### Records supplied:

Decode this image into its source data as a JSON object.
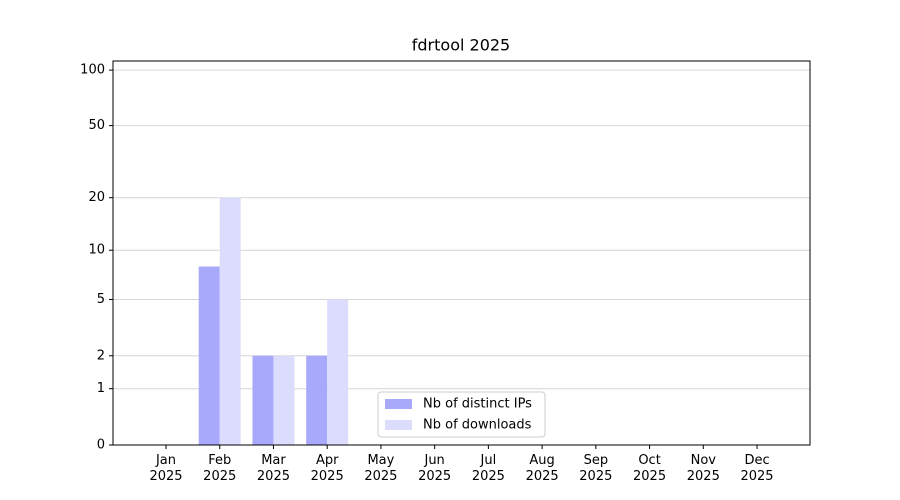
{
  "chart_data": {
    "type": "bar",
    "title": "fdrtool 2025",
    "categories": [
      "Jan\n2025",
      "Feb\n2025",
      "Mar\n2025",
      "Apr\n2025",
      "May\n2025",
      "Jun\n2025",
      "Jul\n2025",
      "Aug\n2025",
      "Sep\n2025",
      "Oct\n2025",
      "Nov\n2025",
      "Dec\n2025"
    ],
    "series": [
      {
        "name": "Nb of distinct IPs",
        "color": "#a9a9fb",
        "values": [
          0,
          8,
          2,
          2,
          0,
          0,
          0,
          0,
          0,
          0,
          0,
          0
        ]
      },
      {
        "name": "Nb of downloads",
        "color": "#dcdcfd",
        "values": [
          0,
          20,
          2,
          5,
          0,
          0,
          0,
          0,
          0,
          0,
          0,
          0
        ]
      }
    ],
    "y_scale": "log1p",
    "ylim": [
      0,
      112
    ],
    "yticks": [
      0,
      1,
      2,
      5,
      10,
      20,
      50,
      100
    ],
    "grid": true,
    "legend": "lower center"
  }
}
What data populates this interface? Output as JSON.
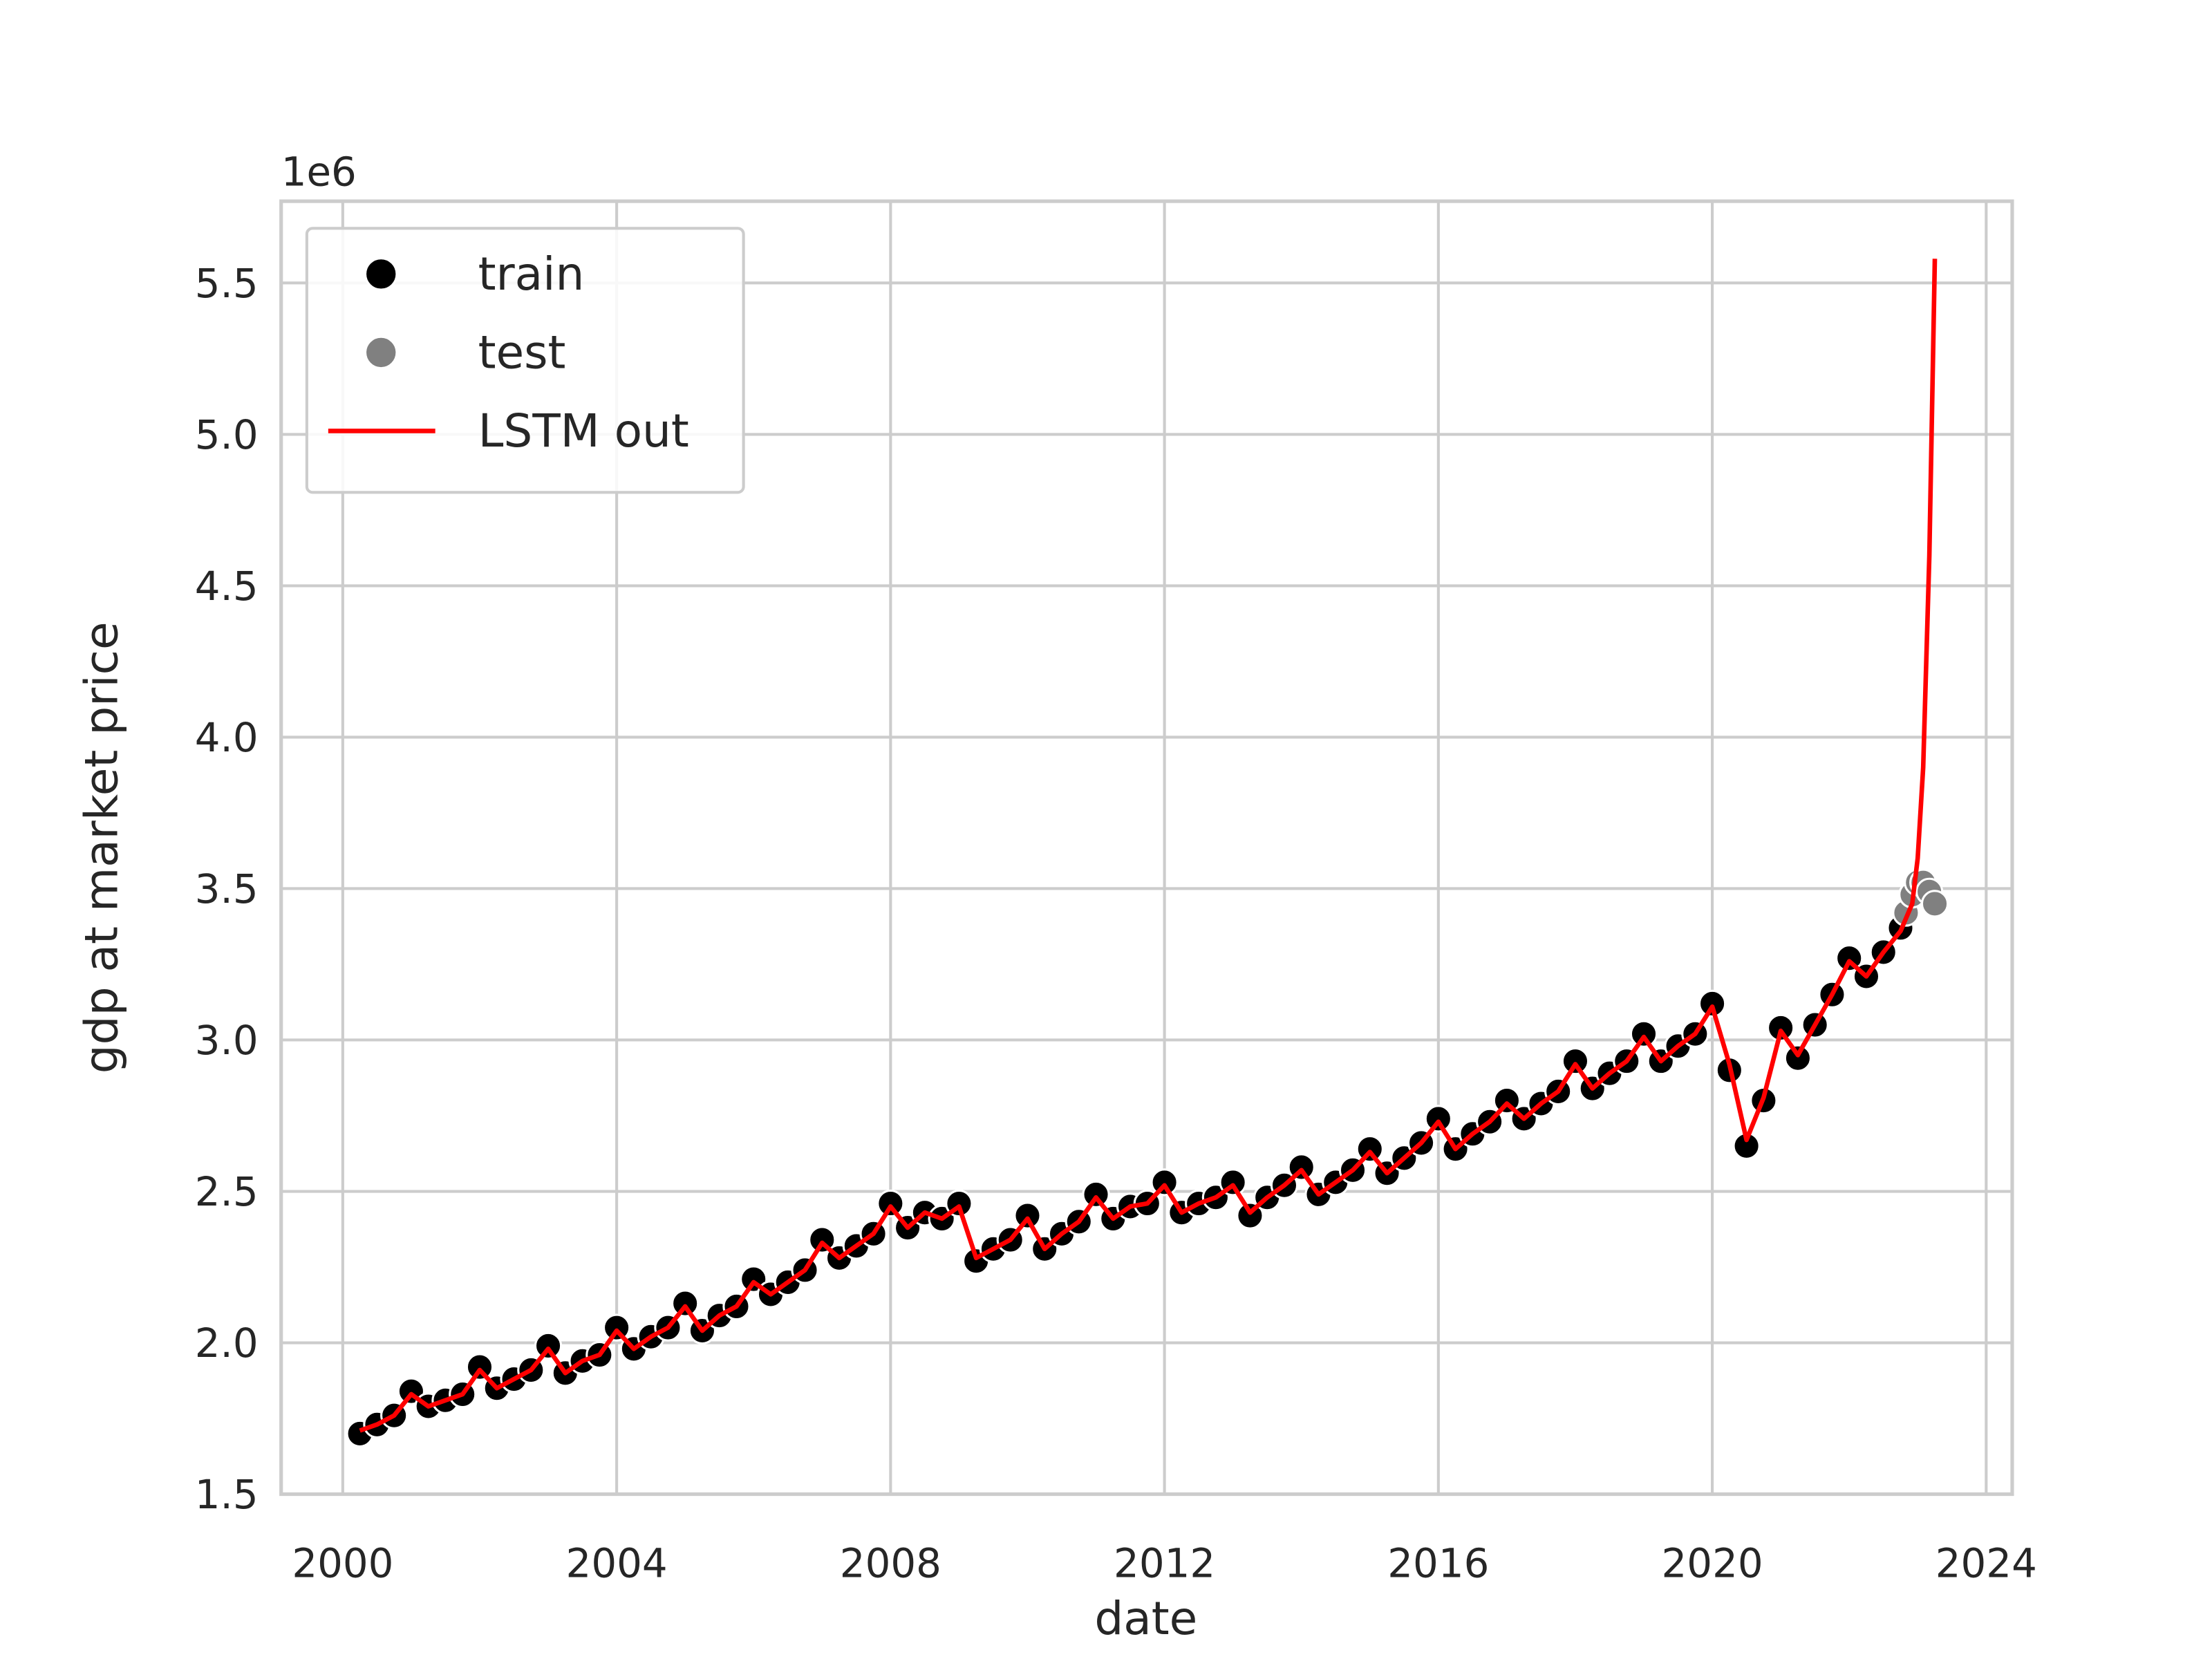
{
  "chart_data": {
    "type": "scatter",
    "xlabel": "date",
    "ylabel": "gdp at market price",
    "y_offset_label": "1e6",
    "xlim": [
      1999.1,
      2024.38
    ],
    "ylim": [
      1.5,
      5.77
    ],
    "xticks": [
      2000,
      2004,
      2008,
      2012,
      2016,
      2020,
      2024
    ],
    "yticks": [
      1.5,
      {
        "value": 2,
        "label": "2.0"
      },
      2.5,
      {
        "value": 3,
        "label": "3.0"
      },
      3.5,
      {
        "value": 4,
        "label": "4.0"
      },
      4.5,
      {
        "value": 5,
        "label": "5.0"
      },
      5.5
    ],
    "grid": true,
    "legend": "upper left",
    "series": [
      {
        "name": "train",
        "color": "#000000",
        "kind": "scatter",
        "x": [
          2000.25,
          2000.5,
          2000.75,
          2001,
          2001.25,
          2001.5,
          2001.75,
          2002,
          2002.25,
          2002.5,
          2002.75,
          2003,
          2003.25,
          2003.5,
          2003.75,
          2004,
          2004.25,
          2004.5,
          2004.75,
          2005,
          2005.25,
          2005.5,
          2005.75,
          2006,
          2006.25,
          2006.5,
          2006.75,
          2007,
          2007.25,
          2007.5,
          2007.75,
          2008,
          2008.25,
          2008.5,
          2008.75,
          2009,
          2009.25,
          2009.5,
          2009.75,
          2010,
          2010.25,
          2010.5,
          2010.75,
          2011,
          2011.25,
          2011.5,
          2011.75,
          2012,
          2012.25,
          2012.5,
          2012.75,
          2013,
          2013.25,
          2013.5,
          2013.75,
          2014,
          2014.25,
          2014.5,
          2014.75,
          2015,
          2015.25,
          2015.5,
          2015.75,
          2016,
          2016.25,
          2016.5,
          2016.75,
          2017,
          2017.25,
          2017.5,
          2017.75,
          2018,
          2018.25,
          2018.5,
          2018.75,
          2019,
          2019.25,
          2019.5,
          2019.75,
          2020,
          2020.25,
          2020.5,
          2020.75,
          2021,
          2021.25,
          2021.5,
          2021.75,
          2022,
          2022.25,
          2022.5,
          2022.75
        ],
        "values": [
          1.7,
          1.73,
          1.76,
          1.84,
          1.79,
          1.81,
          1.83,
          1.92,
          1.85,
          1.88,
          1.91,
          1.99,
          1.9,
          1.94,
          1.96,
          2.05,
          1.98,
          2.02,
          2.05,
          2.13,
          2.04,
          2.09,
          2.12,
          2.21,
          2.16,
          2.2,
          2.24,
          2.34,
          2.28,
          2.32,
          2.36,
          2.46,
          2.38,
          2.43,
          2.41,
          2.46,
          2.27,
          2.31,
          2.34,
          2.42,
          2.31,
          2.36,
          2.4,
          2.49,
          2.41,
          2.45,
          2.46,
          2.53,
          2.43,
          2.46,
          2.48,
          2.53,
          2.42,
          2.48,
          2.52,
          2.58,
          2.49,
          2.53,
          2.57,
          2.64,
          2.56,
          2.61,
          2.66,
          2.74,
          2.64,
          2.69,
          2.73,
          2.8,
          2.74,
          2.79,
          2.83,
          2.93,
          2.84,
          2.89,
          2.93,
          3.02,
          2.93,
          2.98,
          3.02,
          3.12,
          2.9,
          2.65,
          2.8,
          3.04,
          2.94,
          3.05,
          3.15,
          3.27,
          3.21,
          3.29,
          3.37
        ]
      },
      {
        "name": "test",
        "color": "#808080",
        "kind": "scatter",
        "x": [
          2022.83,
          2022.92,
          2023,
          2023.08,
          2023.17,
          2023.25
        ],
        "values": [
          3.42,
          3.48,
          3.52,
          3.52,
          3.49,
          3.45
        ]
      },
      {
        "name": "LSTM out",
        "color": "#ff0000",
        "kind": "line",
        "x": [
          2000.25,
          2000.5,
          2000.75,
          2001,
          2001.25,
          2001.5,
          2001.75,
          2002,
          2002.25,
          2002.5,
          2002.75,
          2003,
          2003.25,
          2003.5,
          2003.75,
          2004,
          2004.25,
          2004.5,
          2004.75,
          2005,
          2005.25,
          2005.5,
          2005.75,
          2006,
          2006.25,
          2006.5,
          2006.75,
          2007,
          2007.25,
          2007.5,
          2007.75,
          2008,
          2008.25,
          2008.5,
          2008.75,
          2009,
          2009.25,
          2009.5,
          2009.75,
          2010,
          2010.25,
          2010.5,
          2010.75,
          2011,
          2011.25,
          2011.5,
          2011.75,
          2012,
          2012.25,
          2012.5,
          2012.75,
          2013,
          2013.25,
          2013.5,
          2013.75,
          2014,
          2014.25,
          2014.5,
          2014.75,
          2015,
          2015.25,
          2015.5,
          2015.75,
          2016,
          2016.25,
          2016.5,
          2016.75,
          2017,
          2017.25,
          2017.5,
          2017.75,
          2018,
          2018.25,
          2018.5,
          2018.75,
          2019,
          2019.25,
          2019.5,
          2019.75,
          2020,
          2020.25,
          2020.5,
          2020.75,
          2021,
          2021.25,
          2021.5,
          2021.75,
          2022,
          2022.25,
          2022.5,
          2022.75,
          2022.92,
          2023,
          2023.08,
          2023.17,
          2023.25
        ],
        "values": [
          1.71,
          1.73,
          1.76,
          1.83,
          1.79,
          1.81,
          1.83,
          1.91,
          1.85,
          1.88,
          1.91,
          1.98,
          1.9,
          1.94,
          1.96,
          2.04,
          1.98,
          2.02,
          2.05,
          2.12,
          2.04,
          2.09,
          2.12,
          2.2,
          2.16,
          2.2,
          2.24,
          2.33,
          2.28,
          2.32,
          2.36,
          2.45,
          2.38,
          2.43,
          2.41,
          2.45,
          2.28,
          2.31,
          2.34,
          2.41,
          2.31,
          2.36,
          2.4,
          2.48,
          2.41,
          2.45,
          2.46,
          2.52,
          2.43,
          2.46,
          2.48,
          2.52,
          2.43,
          2.48,
          2.52,
          2.57,
          2.49,
          2.53,
          2.57,
          2.63,
          2.56,
          2.61,
          2.66,
          2.73,
          2.64,
          2.69,
          2.73,
          2.79,
          2.74,
          2.79,
          2.83,
          2.92,
          2.84,
          2.89,
          2.93,
          3.01,
          2.93,
          2.98,
          3.02,
          3.11,
          2.92,
          2.67,
          2.81,
          3.03,
          2.95,
          3.05,
          3.15,
          3.26,
          3.21,
          3.29,
          3.36,
          3.45,
          3.6,
          3.9,
          4.6,
          5.58
        ]
      }
    ]
  }
}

### Given task:
Look through the data and show every line containing "legend".

### Answer to the task:
    "legend": "lower center"
    "legend": "upper left",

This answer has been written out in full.